Short problem | Examine the entries and show every line in which the word "việc" is found.

>> START Task data

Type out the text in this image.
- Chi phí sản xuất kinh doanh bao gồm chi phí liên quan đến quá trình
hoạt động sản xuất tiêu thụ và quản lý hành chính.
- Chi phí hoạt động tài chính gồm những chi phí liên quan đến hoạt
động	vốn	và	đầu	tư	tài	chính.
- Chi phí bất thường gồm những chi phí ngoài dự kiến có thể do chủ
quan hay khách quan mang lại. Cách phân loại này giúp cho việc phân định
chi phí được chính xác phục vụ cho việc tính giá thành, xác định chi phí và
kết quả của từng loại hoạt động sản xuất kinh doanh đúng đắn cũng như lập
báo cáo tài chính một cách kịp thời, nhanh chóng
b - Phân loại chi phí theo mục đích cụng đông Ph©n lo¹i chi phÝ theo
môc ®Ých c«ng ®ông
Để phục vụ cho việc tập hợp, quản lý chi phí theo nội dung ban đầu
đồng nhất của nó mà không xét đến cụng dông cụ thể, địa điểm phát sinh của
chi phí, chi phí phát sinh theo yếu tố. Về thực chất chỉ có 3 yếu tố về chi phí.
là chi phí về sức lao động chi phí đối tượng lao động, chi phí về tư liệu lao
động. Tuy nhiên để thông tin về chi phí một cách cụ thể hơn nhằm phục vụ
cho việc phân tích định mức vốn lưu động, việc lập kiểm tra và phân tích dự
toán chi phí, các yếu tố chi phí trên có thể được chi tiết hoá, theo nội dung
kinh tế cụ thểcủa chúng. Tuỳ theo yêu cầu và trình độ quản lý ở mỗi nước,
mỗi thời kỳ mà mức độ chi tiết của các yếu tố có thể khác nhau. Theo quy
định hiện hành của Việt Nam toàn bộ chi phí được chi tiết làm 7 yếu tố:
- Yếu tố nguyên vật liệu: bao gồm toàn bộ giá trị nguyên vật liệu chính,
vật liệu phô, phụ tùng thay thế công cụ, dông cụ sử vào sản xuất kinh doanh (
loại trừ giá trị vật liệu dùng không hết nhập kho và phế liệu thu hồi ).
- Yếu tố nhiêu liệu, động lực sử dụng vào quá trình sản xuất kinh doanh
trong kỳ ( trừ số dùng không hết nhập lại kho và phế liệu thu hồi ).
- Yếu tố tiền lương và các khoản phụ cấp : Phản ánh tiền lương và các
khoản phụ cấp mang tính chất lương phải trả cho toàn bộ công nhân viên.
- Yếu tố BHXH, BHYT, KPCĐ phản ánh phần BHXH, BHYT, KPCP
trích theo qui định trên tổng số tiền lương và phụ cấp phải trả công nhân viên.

>> END Task data

Result of the task |
quan hay khách quan mang lại. Cách phân loại này giúp cho việc phân định
chi phí được chính xác phục vụ cho việc tính giá thành, xác định chi phí và
Để phục vụ cho việc tập hợp, quản lý chi phí theo nội dung ban đầu
cho việc phân tích định mức vốn lưu động, việc lập kiểm tra và phân tích dự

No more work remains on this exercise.